Les projets d'agriculture urbaine fleurissent en Ile-de-France : de la Cité maraîchère à Romainville (Seine-Saint-Denis) aux toits cultivés de Plantation Paris (XVIIIe) et de Morland Mixité Capitale (IVe). Leur terrain de prédilection est l'architecture, en particulier les terrasses bien ensoleillées. « L'agriculture entre en concurrence avec les toitures solaires, souligne Sidney Delourme, ex-consultant dans le secteur de l'énergie et néo-entrepreneur de sites agricoles siglés Cultivate. Or à surface égale, elle apporte plus de bénéfices à la ville en favorisant la biodiversité, en luttant contre les îlots de chaleur, en multipliant les emplois tout en procurant des moments de bien-être aux citadins. Personne n'aurait envie d'organiser un brunch ou de pratiquer du yoga sous une centrale solaire… » Certains pensent qu'il n'y a plus de place à Paris. « C'est faux ! rétorque-t-il. Les toits haussmanniens ne recouvrent que la moitié de la ville. » Il reste selon lui de gigantesques espaces dans les XIIIe, XVe, XVIIIe et XIXe arrondissements.

★ ★ ★

Poursuivez le texte ci-dessus sur l'agriculture urbaine en Ile-de-France en reprenant juste après sa dernière phrase.

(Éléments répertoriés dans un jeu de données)

★ ★ ★

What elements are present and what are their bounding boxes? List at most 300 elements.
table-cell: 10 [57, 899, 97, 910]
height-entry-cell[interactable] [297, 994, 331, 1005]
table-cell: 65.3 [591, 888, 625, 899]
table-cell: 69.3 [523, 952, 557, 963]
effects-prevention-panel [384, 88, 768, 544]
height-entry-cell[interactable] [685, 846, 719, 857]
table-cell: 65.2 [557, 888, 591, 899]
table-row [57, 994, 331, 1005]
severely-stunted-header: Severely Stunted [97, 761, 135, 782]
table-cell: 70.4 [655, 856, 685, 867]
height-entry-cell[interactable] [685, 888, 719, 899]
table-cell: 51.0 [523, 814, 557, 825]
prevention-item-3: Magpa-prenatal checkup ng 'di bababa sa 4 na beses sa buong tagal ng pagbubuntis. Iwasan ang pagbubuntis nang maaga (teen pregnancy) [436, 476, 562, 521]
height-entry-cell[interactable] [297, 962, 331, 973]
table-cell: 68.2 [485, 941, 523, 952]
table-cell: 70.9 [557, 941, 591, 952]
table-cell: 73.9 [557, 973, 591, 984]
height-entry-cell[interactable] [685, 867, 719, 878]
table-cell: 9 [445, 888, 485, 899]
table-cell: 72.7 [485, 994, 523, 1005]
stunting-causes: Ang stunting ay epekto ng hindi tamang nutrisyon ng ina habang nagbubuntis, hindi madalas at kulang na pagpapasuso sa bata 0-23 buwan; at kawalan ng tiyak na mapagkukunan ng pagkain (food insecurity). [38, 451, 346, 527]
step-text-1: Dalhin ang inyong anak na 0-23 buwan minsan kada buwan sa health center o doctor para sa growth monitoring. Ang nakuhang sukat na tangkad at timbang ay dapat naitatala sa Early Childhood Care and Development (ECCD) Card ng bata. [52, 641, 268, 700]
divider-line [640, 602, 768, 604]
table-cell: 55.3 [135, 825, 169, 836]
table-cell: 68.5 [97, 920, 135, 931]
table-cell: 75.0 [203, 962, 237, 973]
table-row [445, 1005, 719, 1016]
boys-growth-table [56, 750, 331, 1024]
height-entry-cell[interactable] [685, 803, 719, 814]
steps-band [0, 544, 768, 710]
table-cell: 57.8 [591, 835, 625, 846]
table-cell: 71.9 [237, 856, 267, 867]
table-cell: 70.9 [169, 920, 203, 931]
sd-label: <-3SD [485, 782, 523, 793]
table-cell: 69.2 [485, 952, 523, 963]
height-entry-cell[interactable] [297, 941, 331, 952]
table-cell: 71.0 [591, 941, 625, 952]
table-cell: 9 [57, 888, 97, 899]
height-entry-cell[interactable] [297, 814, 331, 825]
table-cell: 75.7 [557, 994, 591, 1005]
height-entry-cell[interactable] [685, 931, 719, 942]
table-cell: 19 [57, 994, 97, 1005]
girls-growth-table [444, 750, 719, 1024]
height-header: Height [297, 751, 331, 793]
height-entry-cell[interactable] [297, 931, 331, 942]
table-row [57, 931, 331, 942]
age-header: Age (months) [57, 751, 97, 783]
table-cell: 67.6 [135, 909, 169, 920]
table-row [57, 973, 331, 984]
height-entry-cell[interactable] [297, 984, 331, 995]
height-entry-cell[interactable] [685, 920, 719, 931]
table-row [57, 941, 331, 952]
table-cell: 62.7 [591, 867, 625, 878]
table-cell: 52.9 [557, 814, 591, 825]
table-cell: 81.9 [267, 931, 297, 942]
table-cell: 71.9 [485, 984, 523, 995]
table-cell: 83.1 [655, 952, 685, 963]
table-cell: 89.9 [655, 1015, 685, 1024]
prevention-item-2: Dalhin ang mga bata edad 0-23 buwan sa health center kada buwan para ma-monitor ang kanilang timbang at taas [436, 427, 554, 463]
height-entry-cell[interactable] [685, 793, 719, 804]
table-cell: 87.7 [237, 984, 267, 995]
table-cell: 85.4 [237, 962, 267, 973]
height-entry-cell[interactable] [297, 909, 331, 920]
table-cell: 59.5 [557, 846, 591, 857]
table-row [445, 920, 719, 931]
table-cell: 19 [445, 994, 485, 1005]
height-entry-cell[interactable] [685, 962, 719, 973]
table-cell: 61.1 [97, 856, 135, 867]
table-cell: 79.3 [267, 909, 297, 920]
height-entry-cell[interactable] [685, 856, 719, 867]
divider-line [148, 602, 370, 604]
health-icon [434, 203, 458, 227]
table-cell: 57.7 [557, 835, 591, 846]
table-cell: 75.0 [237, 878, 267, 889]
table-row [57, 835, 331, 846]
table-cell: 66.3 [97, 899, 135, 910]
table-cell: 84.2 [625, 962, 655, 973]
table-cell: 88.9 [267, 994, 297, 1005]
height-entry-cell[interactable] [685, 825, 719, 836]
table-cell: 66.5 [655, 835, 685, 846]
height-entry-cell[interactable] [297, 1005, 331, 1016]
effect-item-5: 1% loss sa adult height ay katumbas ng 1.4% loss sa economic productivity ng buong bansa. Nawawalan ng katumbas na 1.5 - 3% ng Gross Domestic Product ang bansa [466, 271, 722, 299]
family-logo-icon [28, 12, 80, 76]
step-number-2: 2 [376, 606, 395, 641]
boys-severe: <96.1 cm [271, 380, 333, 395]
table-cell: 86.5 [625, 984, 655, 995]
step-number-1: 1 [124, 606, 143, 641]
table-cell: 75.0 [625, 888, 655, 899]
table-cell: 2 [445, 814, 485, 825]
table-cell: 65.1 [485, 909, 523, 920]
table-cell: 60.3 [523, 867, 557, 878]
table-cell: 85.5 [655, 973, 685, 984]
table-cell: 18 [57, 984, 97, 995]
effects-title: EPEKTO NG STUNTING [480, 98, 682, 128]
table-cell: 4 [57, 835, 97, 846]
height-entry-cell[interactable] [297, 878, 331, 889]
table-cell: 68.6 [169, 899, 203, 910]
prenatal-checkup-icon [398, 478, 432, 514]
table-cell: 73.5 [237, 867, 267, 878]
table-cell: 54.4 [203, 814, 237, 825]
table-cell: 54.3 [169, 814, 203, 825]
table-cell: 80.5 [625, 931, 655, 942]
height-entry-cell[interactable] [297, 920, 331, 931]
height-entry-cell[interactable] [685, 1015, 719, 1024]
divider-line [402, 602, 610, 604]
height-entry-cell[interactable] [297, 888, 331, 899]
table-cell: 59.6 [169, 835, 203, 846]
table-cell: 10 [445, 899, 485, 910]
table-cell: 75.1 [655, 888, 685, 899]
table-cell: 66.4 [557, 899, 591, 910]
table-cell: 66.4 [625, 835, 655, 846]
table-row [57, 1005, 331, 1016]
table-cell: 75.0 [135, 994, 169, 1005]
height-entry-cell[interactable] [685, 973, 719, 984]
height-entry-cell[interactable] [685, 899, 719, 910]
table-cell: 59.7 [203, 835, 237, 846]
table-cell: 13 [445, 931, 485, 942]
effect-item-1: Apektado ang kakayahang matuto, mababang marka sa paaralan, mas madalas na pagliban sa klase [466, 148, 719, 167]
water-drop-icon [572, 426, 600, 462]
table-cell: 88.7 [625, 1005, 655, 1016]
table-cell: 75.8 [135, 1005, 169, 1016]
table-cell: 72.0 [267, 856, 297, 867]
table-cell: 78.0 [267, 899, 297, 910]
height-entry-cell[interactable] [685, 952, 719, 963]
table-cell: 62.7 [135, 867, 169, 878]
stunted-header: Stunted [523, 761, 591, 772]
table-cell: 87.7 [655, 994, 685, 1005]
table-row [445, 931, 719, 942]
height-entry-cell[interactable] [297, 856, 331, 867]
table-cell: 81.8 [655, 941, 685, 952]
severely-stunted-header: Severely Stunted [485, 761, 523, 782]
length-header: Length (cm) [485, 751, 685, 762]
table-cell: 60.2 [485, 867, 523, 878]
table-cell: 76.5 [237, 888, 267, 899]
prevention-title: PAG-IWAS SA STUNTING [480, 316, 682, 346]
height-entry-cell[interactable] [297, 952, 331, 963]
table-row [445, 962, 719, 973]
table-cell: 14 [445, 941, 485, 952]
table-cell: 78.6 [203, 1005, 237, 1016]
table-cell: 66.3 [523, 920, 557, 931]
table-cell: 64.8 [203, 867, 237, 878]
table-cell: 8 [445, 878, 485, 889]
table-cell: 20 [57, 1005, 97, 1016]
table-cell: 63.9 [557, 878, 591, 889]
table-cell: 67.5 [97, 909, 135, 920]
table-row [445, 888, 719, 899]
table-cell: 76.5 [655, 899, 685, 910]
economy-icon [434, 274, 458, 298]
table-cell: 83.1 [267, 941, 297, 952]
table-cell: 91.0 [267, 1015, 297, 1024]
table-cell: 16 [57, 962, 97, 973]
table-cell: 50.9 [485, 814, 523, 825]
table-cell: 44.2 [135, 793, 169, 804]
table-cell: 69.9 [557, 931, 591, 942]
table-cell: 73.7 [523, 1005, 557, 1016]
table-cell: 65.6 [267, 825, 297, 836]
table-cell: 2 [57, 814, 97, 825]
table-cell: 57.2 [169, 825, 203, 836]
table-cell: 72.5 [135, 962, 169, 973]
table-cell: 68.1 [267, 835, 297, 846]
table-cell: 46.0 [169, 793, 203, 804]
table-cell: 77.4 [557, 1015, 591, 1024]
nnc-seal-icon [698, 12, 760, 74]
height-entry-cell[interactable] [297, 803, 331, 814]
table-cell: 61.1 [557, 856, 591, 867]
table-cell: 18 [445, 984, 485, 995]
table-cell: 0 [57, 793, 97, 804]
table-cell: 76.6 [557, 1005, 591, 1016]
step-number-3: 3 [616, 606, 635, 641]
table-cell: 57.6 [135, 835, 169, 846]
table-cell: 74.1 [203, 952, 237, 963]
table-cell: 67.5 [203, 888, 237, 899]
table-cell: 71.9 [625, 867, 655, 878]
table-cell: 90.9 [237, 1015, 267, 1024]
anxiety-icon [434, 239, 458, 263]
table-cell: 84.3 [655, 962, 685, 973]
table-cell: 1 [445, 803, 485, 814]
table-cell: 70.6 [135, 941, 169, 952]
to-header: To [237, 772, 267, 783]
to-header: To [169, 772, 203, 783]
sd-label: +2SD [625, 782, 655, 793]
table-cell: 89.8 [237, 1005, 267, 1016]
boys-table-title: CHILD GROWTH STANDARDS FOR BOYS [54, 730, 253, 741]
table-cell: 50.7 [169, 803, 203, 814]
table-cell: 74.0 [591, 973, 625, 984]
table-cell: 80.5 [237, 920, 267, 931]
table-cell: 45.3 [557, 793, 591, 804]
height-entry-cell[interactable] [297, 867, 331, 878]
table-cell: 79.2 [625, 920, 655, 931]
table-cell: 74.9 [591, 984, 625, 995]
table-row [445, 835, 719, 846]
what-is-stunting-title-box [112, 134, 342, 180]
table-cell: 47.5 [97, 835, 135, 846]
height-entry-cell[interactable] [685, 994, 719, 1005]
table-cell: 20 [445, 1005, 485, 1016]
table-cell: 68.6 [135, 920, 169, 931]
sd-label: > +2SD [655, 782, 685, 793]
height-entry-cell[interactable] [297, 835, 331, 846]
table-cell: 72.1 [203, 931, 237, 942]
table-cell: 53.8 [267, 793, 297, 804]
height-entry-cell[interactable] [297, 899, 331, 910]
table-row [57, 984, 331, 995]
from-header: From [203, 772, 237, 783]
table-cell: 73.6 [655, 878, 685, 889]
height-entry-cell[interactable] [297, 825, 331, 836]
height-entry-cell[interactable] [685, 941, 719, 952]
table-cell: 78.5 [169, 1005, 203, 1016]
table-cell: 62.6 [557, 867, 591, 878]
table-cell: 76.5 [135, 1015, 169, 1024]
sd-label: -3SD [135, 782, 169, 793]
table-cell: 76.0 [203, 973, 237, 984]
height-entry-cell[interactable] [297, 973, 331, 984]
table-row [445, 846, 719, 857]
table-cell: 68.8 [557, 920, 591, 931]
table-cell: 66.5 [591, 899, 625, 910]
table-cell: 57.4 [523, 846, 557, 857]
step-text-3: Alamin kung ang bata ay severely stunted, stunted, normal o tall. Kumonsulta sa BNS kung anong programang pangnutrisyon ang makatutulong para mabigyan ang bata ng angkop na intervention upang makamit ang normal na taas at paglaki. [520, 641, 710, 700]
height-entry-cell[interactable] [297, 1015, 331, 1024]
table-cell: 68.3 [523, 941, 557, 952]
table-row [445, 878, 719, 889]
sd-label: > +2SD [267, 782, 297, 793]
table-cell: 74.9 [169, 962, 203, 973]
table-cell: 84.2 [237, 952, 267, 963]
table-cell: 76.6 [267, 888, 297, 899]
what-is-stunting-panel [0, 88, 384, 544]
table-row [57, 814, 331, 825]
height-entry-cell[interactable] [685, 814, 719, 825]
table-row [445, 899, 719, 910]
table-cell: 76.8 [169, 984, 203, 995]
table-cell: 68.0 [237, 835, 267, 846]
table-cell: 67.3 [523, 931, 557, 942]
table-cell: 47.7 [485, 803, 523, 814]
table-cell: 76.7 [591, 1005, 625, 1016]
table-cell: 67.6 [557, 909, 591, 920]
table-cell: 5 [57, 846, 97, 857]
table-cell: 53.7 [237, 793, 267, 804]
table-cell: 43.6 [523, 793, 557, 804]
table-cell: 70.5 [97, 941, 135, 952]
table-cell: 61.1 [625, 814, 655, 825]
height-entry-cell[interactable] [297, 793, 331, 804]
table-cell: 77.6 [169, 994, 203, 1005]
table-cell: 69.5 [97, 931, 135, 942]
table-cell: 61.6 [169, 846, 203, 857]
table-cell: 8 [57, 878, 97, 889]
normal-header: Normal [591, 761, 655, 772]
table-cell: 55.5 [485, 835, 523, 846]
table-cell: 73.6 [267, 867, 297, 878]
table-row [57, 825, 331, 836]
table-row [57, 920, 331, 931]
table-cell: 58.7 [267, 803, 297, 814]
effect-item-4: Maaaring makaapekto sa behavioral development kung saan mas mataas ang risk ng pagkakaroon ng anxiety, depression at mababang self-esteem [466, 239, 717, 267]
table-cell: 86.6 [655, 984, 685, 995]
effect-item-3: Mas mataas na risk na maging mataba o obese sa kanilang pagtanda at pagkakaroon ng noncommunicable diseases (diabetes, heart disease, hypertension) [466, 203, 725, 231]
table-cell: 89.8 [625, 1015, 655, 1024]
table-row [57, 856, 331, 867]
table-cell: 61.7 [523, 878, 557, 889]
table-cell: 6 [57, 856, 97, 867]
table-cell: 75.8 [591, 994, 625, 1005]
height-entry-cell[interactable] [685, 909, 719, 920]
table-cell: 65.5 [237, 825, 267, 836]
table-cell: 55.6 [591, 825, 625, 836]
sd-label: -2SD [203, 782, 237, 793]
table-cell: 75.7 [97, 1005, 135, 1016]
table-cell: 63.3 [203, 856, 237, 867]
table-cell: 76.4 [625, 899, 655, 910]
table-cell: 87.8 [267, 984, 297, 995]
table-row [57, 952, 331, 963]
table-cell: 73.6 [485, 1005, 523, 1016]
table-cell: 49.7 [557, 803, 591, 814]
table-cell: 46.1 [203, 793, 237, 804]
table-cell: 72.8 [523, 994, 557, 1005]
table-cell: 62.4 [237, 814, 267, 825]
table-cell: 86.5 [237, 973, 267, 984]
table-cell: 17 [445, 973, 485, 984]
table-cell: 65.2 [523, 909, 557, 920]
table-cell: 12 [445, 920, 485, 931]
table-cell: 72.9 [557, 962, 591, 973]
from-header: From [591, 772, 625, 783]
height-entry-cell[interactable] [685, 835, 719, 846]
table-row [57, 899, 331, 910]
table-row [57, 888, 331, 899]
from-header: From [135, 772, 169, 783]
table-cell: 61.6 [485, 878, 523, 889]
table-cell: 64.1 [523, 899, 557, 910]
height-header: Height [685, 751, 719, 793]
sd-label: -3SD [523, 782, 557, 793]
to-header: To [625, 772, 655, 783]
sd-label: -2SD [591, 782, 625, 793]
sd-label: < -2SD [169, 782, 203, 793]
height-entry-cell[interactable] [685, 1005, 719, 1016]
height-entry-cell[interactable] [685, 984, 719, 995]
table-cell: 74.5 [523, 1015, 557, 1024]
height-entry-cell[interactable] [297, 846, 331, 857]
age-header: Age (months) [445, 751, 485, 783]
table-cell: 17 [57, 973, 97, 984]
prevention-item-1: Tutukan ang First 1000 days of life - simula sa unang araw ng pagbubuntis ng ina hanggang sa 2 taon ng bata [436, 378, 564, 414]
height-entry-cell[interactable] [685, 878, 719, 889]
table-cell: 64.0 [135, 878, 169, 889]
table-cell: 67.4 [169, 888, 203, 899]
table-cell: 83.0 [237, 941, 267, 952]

★ ★ ★

RÉSULTAT:
Faire pousser des fruits et légumes dans de bonnes conditions sur une dalle de béton ne s'improvise pas. Ecouter les producteurs est primordial. Il faut tenir compte des enjeux agronomiques comme l'exposition, le vent, la température et le taux d'humidité. Se pose aussi la question structurelle du calcul de la portance, qui doit prendre en considération le poids de la terre humidifiée, des cultures à maturation et des personnes. « On sème, cultive, récolte, lave, conditionne et envoie les produits aux clients, explique Sidney Delourme. Chacune de ces étapes nécessite des espaces spécifiques : laboratoires, serres, potagers, chambres froides, bureaux, sans oublier la logistique liée aux flux entrants et sortants sur palette ou brouette via un monte-charge. Si certains de ces aspects sont oubliés, nous pouvons vite nous retrouver avec un site que personne ne voudra exploiter car mal pensé. » Valérian Amalric, architecte de la Cité maraîchèreet fondateur de l’agence Ilimelgo, poursuit l’analyse : « Concevoir un projet d’agriculture urbaine, ce n’est pas comme une école ou une médiathèque dont nous connaissons les usages et les usagers. Là, les agriculteurs inventent, essayent, tâtonnent, mettent en place des procédés. A chaque fois, l’architecture contextualise leurs besoins, elle les accompagne. »
Tracer son sillon. Dans le champ de la maîtrise d’œuvre, l’agriculteur urbain rencontre des difficultés à tracer son sillon. Les problèmes de construction, de fluides ou de paysage sont bien souvent réglés par les spécialistes en la matière. Et chacun veille jalousement sur son pré carré. Yohan Hubert, directeur général de l’entreprise Sous les fraises, plaide pour que son activité devienne un « vrai métier ». Selon lui : « Cette profession émergente est capable d’apporter des solutions concrètes sur des sujets transversaux tels que la gestion des eaux grises et des déchets, la transformation de la ville par la nature et l’alimentation saine et locale. » L’opération du boulevard Morland en atteste (lire p. 61). Mais les changements d’habitudes prennent du temps.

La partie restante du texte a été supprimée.